Dataset rows
════════════════════
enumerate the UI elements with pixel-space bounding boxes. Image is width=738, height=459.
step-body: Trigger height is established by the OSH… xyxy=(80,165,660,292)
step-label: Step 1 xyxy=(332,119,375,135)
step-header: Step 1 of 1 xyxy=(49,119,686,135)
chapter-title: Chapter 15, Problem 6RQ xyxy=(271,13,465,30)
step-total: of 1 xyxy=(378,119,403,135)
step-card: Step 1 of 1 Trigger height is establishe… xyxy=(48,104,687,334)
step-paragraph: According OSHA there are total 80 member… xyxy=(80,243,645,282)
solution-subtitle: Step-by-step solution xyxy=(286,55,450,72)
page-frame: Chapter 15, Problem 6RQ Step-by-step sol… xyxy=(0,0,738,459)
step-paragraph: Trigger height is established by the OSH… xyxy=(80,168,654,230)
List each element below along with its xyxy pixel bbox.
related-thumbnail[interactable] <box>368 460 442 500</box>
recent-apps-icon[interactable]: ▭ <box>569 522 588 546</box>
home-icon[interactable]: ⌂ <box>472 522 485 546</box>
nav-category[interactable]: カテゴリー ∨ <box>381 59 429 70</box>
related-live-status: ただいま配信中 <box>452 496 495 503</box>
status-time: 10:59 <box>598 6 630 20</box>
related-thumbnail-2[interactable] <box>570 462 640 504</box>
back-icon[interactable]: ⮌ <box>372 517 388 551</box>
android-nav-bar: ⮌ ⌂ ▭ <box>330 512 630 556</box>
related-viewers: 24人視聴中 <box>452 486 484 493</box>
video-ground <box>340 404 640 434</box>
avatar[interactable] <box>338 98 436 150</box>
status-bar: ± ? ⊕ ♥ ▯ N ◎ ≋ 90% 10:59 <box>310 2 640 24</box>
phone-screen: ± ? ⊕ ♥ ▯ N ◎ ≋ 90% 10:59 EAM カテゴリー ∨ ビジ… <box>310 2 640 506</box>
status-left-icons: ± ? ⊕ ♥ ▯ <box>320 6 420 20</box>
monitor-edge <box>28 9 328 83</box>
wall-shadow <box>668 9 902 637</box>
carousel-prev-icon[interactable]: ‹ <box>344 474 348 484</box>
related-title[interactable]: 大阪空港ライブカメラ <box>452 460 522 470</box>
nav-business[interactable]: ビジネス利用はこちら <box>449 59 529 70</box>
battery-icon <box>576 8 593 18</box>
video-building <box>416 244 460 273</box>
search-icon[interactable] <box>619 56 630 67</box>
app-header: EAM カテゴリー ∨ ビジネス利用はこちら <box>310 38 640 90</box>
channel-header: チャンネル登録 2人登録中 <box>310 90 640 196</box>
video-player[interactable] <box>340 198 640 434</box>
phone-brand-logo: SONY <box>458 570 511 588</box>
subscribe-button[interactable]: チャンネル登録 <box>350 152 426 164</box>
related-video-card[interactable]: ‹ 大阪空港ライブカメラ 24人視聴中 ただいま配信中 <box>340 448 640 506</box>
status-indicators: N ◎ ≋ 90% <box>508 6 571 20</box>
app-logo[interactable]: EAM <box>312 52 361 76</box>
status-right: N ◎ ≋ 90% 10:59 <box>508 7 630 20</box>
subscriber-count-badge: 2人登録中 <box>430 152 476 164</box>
════════════════════
- AIM
Repeat the listing above, replacing each "interactable" with "clickable" and keeping everything else the same.

- TASK ANSWER
enumerate the UI elements with pixel-space bounding boxes. Image is width=738, height=459.
step-body: Trigger height is established by the OSH… xyxy=(80,165,660,292)
step-label: Step 1 xyxy=(332,119,375,135)
step-header: Step 1 of 1 xyxy=(49,119,686,135)
chapter-title: Chapter 15, Problem 6RQ xyxy=(271,13,465,30)
step-total: of 1 xyxy=(378,119,403,135)
step-card: Step 1 of 1 Trigger height is establishe… xyxy=(48,104,687,334)
step-paragraph: According OSHA there are total 80 member… xyxy=(80,243,645,282)
solution-subtitle: Step-by-step solution xyxy=(286,55,450,72)
page-frame: Chapter 15, Problem 6RQ Step-by-step sol… xyxy=(0,0,738,459)
step-paragraph: Trigger height is established by the OSH… xyxy=(80,168,654,230)
List each element below along with its xyxy pixel bbox.
related-thumbnail[clickable] <box>368 460 442 500</box>
recent-apps-icon[clickable]: ▭ <box>569 522 588 546</box>
home-icon[clickable]: ⌂ <box>472 522 485 546</box>
nav-category[clickable]: カテゴリー ∨ <box>381 59 429 70</box>
related-live-status: ただいま配信中 <box>452 496 495 503</box>
status-time: 10:59 <box>598 6 630 20</box>
related-thumbnail-2[clickable] <box>570 462 640 504</box>
back-icon[clickable]: ⮌ <box>372 517 388 551</box>
android-nav-bar: ⮌ ⌂ ▭ <box>330 512 630 556</box>
related-viewers: 24人視聴中 <box>452 486 484 493</box>
video-ground <box>340 404 640 434</box>
avatar[clickable] <box>338 98 436 150</box>
status-bar: ± ? ⊕ ♥ ▯ N ◎ ≋ 90% 10:59 <box>310 2 640 24</box>
phone-screen: ± ? ⊕ ♥ ▯ N ◎ ≋ 90% 10:59 EAM カテゴリー ∨ ビジ… <box>310 2 640 506</box>
status-left-icons: ± ? ⊕ ♥ ▯ <box>320 6 420 20</box>
monitor-edge <box>28 9 328 83</box>
wall-shadow <box>668 9 902 637</box>
carousel-prev-icon[clickable]: ‹ <box>344 474 348 484</box>
related-title[clickable]: 大阪空港ライブカメラ <box>452 460 522 470</box>
nav-business[clickable]: ビジネス利用はこちら <box>449 59 529 70</box>
battery-icon <box>576 8 593 18</box>
video-building <box>416 244 460 273</box>
search-icon[clickable] <box>619 56 630 67</box>
app-header: EAM カテゴリー ∨ ビジネス利用はこちら <box>310 38 640 90</box>
channel-header: チャンネル登録 2人登録中 <box>310 90 640 196</box>
video-player[clickable] <box>340 198 640 434</box>
phone-brand-logo: SONY <box>458 570 511 588</box>
subscribe-button[clickable]: チャンネル登録 <box>350 152 426 164</box>
related-video-card[clickable]: ‹ 大阪空港ライブカメラ 24人視聴中 ただいま配信中 <box>340 448 640 506</box>
status-indicators: N ◎ ≋ 90% <box>508 6 571 20</box>
app-logo[clickable]: EAM <box>312 52 361 76</box>
status-right: N ◎ ≋ 90% 10:59 <box>508 7 630 20</box>
subscriber-count-badge: 2人登録中 <box>430 152 476 164</box>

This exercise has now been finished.